### Provided records

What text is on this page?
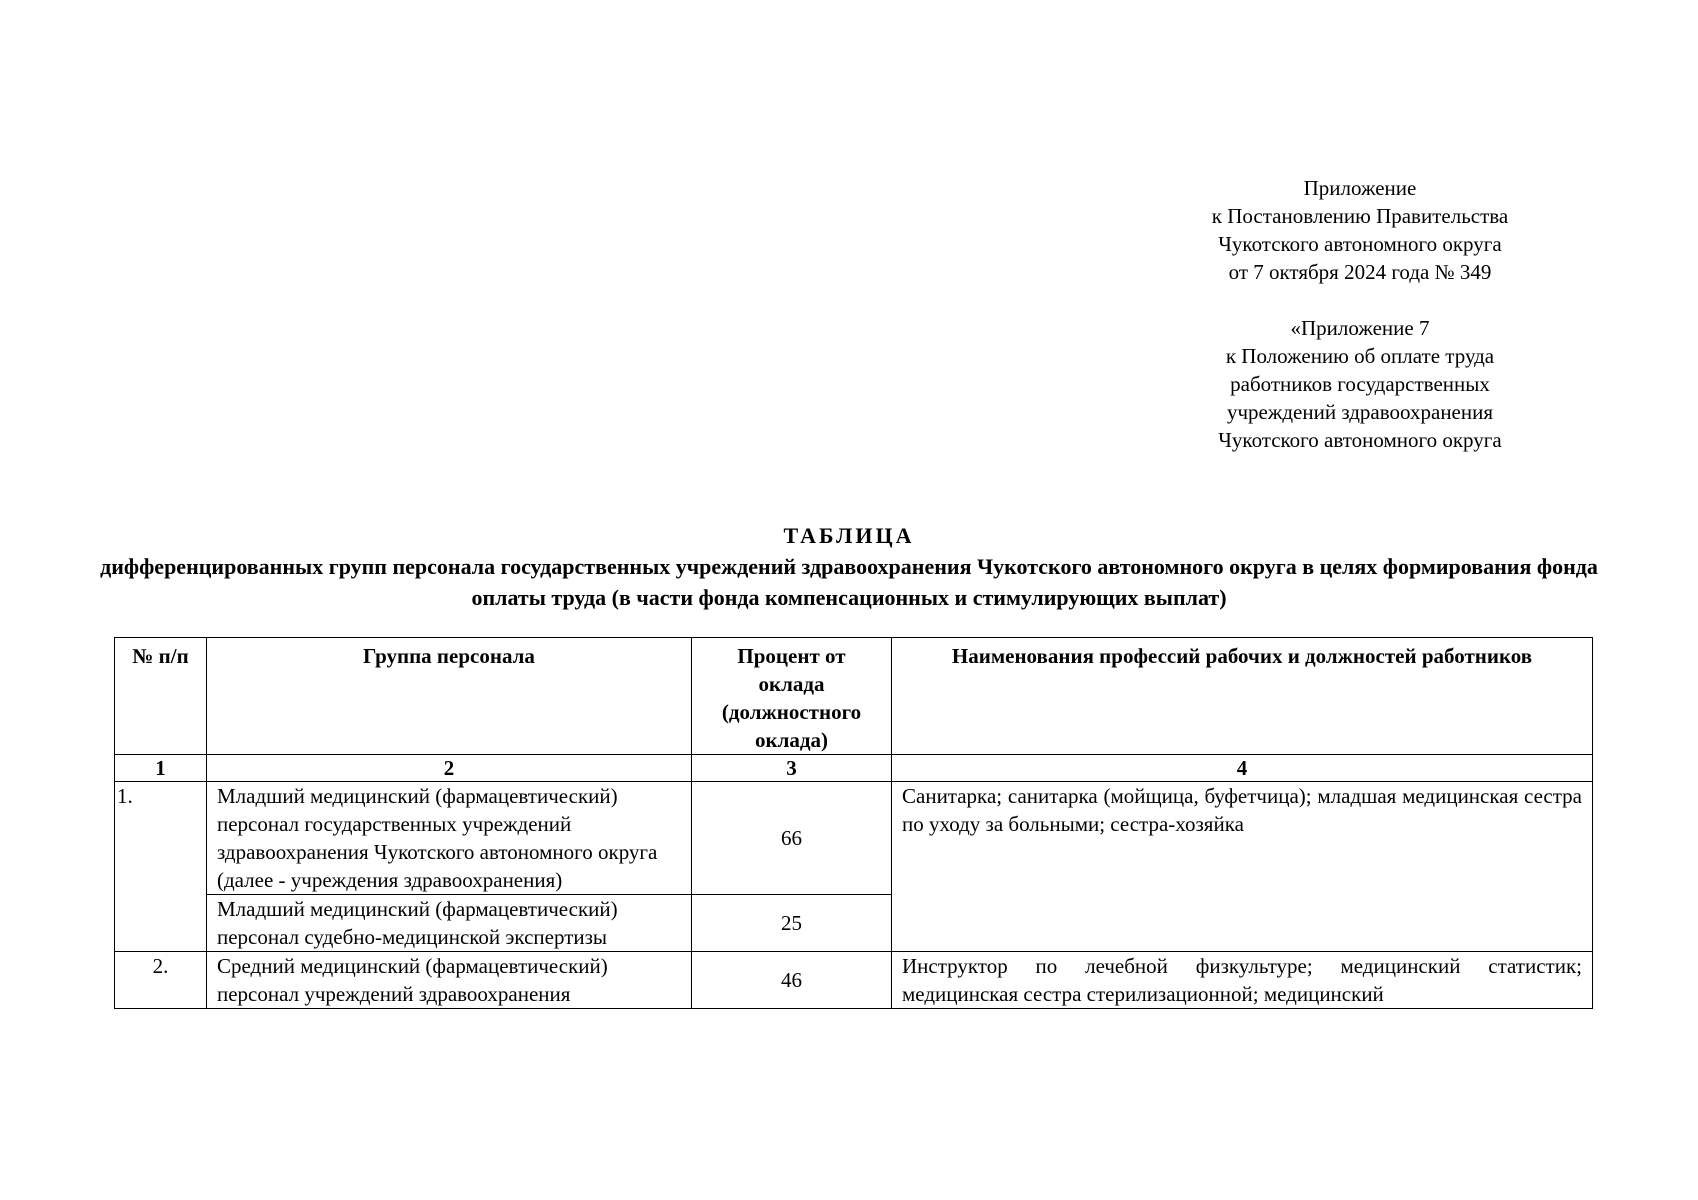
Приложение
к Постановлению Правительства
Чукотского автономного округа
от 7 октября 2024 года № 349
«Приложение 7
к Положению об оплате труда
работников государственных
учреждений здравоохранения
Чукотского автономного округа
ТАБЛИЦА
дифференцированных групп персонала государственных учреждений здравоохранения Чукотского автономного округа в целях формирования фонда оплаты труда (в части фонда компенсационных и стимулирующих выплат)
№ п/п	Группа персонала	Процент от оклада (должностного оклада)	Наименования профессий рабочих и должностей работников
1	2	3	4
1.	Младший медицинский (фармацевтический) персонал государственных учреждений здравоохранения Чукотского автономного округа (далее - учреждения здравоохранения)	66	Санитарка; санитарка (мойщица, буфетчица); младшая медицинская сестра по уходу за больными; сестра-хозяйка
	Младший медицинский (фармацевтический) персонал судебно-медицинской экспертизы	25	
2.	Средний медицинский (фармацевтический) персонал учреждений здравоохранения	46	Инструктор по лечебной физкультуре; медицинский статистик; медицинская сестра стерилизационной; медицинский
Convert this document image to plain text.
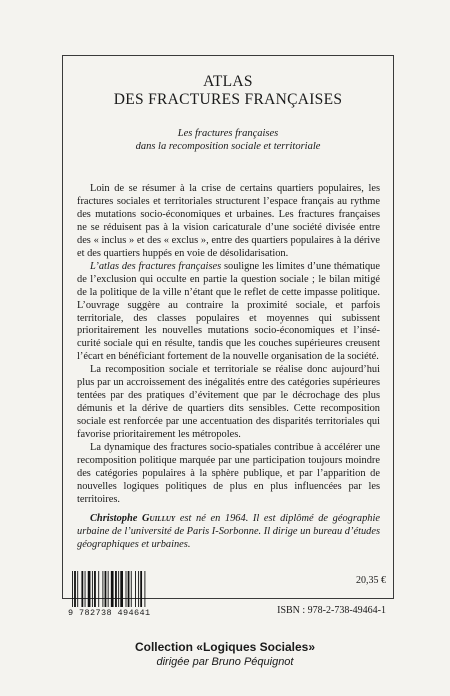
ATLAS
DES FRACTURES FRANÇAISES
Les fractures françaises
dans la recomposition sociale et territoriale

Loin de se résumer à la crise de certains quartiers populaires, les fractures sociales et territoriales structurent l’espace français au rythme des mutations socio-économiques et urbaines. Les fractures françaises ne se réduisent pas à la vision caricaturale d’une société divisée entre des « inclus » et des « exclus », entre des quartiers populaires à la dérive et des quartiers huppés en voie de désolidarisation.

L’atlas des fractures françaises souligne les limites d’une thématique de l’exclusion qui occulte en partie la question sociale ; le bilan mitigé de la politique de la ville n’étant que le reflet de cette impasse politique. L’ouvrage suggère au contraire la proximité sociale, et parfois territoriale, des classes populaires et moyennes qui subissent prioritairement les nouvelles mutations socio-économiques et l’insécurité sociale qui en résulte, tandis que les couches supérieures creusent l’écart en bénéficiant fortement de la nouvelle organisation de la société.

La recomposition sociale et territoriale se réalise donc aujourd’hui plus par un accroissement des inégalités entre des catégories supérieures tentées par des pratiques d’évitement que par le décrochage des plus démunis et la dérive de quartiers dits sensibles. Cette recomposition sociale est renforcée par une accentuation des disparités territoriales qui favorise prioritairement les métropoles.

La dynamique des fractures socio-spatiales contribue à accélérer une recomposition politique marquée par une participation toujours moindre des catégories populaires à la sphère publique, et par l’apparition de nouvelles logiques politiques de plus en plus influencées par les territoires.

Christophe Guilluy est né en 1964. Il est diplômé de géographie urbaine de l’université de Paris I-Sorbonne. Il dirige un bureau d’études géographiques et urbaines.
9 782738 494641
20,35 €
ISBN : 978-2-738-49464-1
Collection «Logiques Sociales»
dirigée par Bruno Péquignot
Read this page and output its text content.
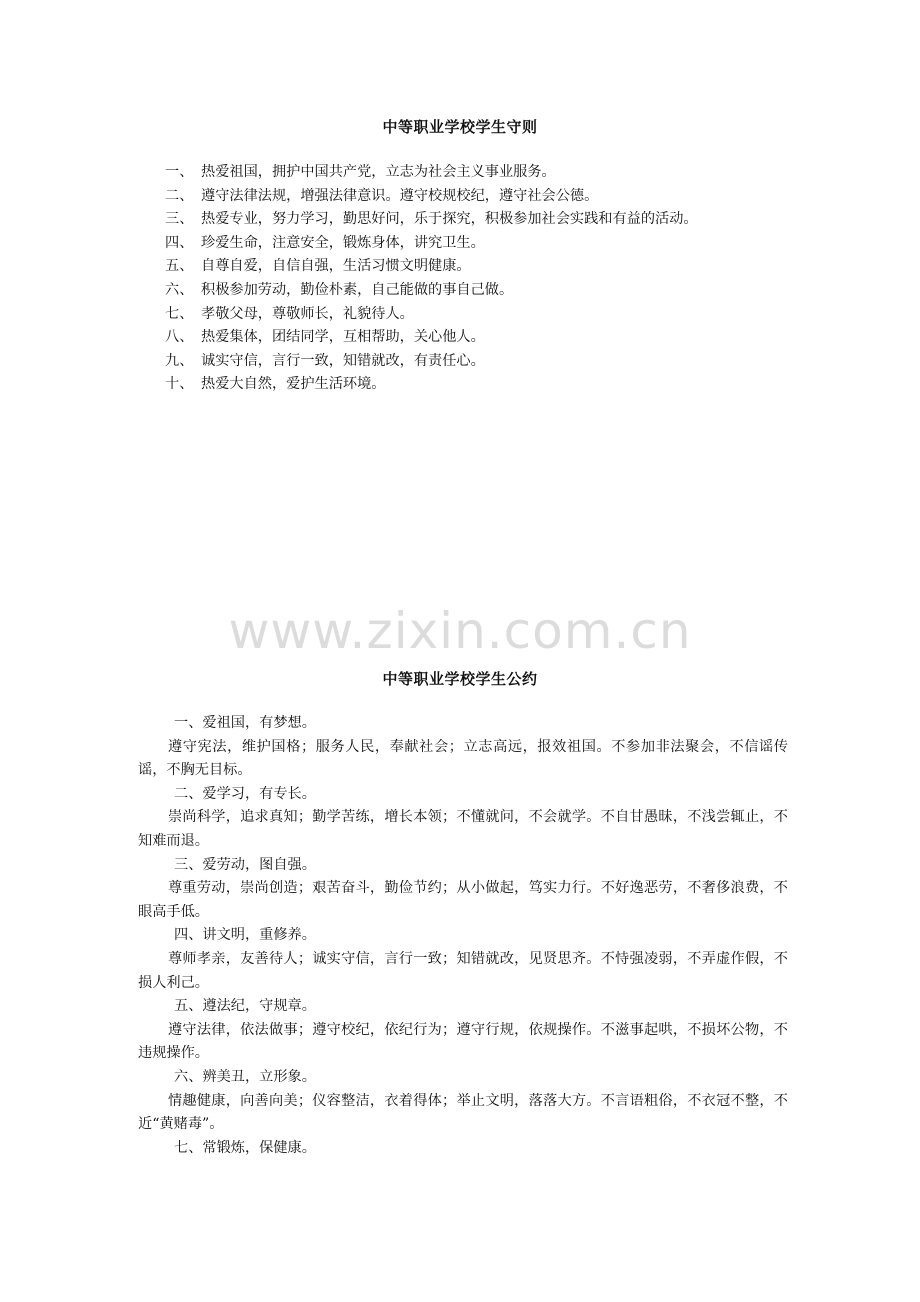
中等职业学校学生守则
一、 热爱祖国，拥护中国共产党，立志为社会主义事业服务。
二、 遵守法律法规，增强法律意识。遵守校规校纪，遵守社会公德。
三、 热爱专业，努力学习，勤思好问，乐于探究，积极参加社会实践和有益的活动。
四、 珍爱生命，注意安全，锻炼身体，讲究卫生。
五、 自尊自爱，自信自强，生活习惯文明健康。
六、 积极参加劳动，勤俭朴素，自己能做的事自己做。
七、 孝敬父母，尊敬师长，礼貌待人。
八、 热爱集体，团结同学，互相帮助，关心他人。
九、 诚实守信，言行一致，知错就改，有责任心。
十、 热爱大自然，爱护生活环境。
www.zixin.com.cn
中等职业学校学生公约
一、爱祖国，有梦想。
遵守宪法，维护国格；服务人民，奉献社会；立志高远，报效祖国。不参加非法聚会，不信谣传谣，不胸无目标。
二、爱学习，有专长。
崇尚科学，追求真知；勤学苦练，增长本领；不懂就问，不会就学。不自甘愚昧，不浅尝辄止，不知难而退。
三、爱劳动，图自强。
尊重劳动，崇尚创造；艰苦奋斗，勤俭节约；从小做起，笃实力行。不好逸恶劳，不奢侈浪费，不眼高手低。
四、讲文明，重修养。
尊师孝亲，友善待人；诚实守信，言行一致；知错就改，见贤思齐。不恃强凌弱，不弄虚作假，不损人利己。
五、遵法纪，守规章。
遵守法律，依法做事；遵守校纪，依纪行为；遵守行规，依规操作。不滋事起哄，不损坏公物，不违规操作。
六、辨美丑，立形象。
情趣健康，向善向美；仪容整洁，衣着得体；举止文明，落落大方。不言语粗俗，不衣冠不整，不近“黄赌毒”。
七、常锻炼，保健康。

######

Output every entry exactly as given; pictures are not part of the copy.

■ **Result for this exercise**:
What text is on this page?
Приложение
к Постановлению Правительства
Чукотского автономного округа
от 7 октября 2024 года № 349
«Приложение 7
к Положению об оплате труда
работников государственных
учреждений здравоохранения
Чукотского автономного округа
ТАБЛИЦА
дифференцированных групп персонала государственных учреждений здравоохранения Чукотского автономного округа в целях формирования фонда оплаты труда (в части фонда компенсационных и стимулирующих выплат)
№ п/п	Группа персонала	Процент от оклада (должностного оклада)	Наименования профессий рабочих и должностей работников
1	2	3	4
1.	Младший медицинский (фармацевтический) персонал государственных учреждений здравоохранения Чукотского автономного округа (далее - учреждения здравоохранения)	66	Санитарка; санитарка (мойщица, буфетчица); младшая медицинская сестра по уходу за больными; сестра-хозяйка
	Младший медицинский (фармацевтический) персонал судебно-медицинской экспертизы	25	
2.	Средний медицинский (фармацевтический) персонал учреждений здравоохранения	46	Инструктор по лечебной физкультуре; медицинский статистик; медицинская сестра стерилизационной; медицинский
Convert this document image to plain text.
ATLAS
DES FRACTURES FRANÇAISES
Les fractures françaises
dans la recomposition sociale et territoriale

Loin de se résumer à la crise de certains quartiers populaires, les fractures sociales et territoriales structurent l’espace français au rythme des mutations socio-économiques et urbaines. Les fractures françaises ne se réduisent pas à la vision caricaturale d’une société divisée entre des « inclus » et des « exclus », entre des quartiers populaires à la dérive et des quartiers huppés en voie de désolidarisation.

L’atlas des fractures françaises souligne les limites d’une thématique de l’exclusion qui occulte en partie la question sociale ; le bilan mitigé de la politique de la ville n’étant que le reflet de cette impasse politique. L’ouvrage suggère au contraire la proximité sociale, et parfois territoriale, des classes populaires et moyennes qui subissent prioritairement les nouvelles mutations socio-économiques et l’insécurité sociale qui en résulte, tandis que les couches supérieures creusent l’écart en bénéficiant fortement de la nouvelle organisation de la société.

La recomposition sociale et territoriale se réalise donc aujourd’hui plus par un accroissement des inégalités entre des catégories supérieures tentées par des pratiques d’évitement que par le décrochage des plus démunis et la dérive de quartiers dits sensibles. Cette recomposition sociale est renforcée par une accentuation des disparités territoriales qui favorise prioritairement les métropoles.

La dynamique des fractures socio-spatiales contribue à accélérer une recomposition politique marquée par une participation toujours moindre des catégories populaires à la sphère publique, et par l’apparition de nouvelles logiques politiques de plus en plus influencées par les territoires.

Christophe Guilluy est né en 1964. Il est diplômé de géographie urbaine de l’université de Paris I-Sorbonne. Il dirige un bureau d’études géographiques et urbaines.
9 782738 494641
20,35 €
ISBN : 978-2-738-49464-1
Collection «Logiques Sociales»
dirigée par Bruno Péquignot
Read this page and output its text content.
中等职业学校学生守则
一、 热爱祖国，拥护中国共产党，立志为社会主义事业服务。
二、 遵守法律法规，增强法律意识。遵守校规校纪，遵守社会公德。
三、 热爱专业，努力学习，勤思好问，乐于探究，积极参加社会实践和有益的活动。
四、 珍爱生命，注意安全，锻炼身体，讲究卫生。
五、 自尊自爱，自信自强，生活习惯文明健康。
六、 积极参加劳动，勤俭朴素，自己能做的事自己做。
七、 孝敬父母，尊敬师长，礼貌待人。
八、 热爱集体，团结同学，互相帮助，关心他人。
九、 诚实守信，言行一致，知错就改，有责任心。
十、 热爱大自然，爱护生活环境。
www.zixin.com.cn
中等职业学校学生公约
一、爱祖国，有梦想。
遵守宪法，维护国格；服务人民，奉献社会；立志高远，报效祖国。不参加非法聚会，不信谣传谣，不胸无目标。
二、爱学习，有专长。
崇尚科学，追求真知；勤学苦练，增长本领；不懂就问，不会就学。不自甘愚昧，不浅尝辄止，不知难而退。
三、爱劳动，图自强。
尊重劳动，崇尚创造；艰苦奋斗，勤俭节约；从小做起，笃实力行。不好逸恶劳，不奢侈浪费，不眼高手低。
四、讲文明，重修养。
尊师孝亲，友善待人；诚实守信，言行一致；知错就改，见贤思齐。不恃强凌弱，不弄虚作假，不损人利己。
五、遵法纪，守规章。
遵守法律，依法做事；遵守校纪，依纪行为；遵守行规，依规操作。不滋事起哄，不损坏公物，不违规操作。
六、辨美丑，立形象。
情趣健康，向善向美；仪容整洁，衣着得体；举止文明，落落大方。不言语粗俗，不衣冠不整，不近“黄赌毒”。
七、常锻炼，保健康。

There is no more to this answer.